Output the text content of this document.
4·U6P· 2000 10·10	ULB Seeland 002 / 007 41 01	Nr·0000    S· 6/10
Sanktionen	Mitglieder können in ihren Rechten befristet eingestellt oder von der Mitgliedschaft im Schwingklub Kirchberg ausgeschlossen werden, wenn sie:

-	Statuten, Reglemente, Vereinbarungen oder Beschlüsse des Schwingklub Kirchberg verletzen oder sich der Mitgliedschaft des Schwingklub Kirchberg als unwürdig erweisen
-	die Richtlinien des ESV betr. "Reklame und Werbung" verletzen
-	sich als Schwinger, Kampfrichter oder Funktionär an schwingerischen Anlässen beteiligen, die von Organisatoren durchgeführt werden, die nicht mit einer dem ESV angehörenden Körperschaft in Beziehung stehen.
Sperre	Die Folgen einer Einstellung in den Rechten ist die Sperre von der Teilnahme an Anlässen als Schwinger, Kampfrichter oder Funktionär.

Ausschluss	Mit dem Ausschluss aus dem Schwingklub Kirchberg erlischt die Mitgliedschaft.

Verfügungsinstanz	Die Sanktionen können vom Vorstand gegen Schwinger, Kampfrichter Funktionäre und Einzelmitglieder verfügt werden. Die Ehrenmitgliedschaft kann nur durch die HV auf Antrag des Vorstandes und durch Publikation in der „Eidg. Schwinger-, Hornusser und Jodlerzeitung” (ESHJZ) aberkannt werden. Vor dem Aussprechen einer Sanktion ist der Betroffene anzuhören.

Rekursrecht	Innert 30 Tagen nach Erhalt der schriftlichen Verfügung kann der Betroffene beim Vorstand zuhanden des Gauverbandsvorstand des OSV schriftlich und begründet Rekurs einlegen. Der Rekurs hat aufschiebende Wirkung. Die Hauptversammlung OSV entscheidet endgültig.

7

+---+

* Exercise goal *
Search the listing for the word "verletzen" and return each line that holds it.

* Answer to the problem *
-	Statuten, Reglemente, Vereinbarungen oder Beschlüsse des Schwingklub Kirchberg verletzen oder sich der Mitgliedschaft des Schwingklub Kirchberg als unwürdig erweisen
-	die Richtlinien des ESV betr. "Reklame und Werbung" verletzen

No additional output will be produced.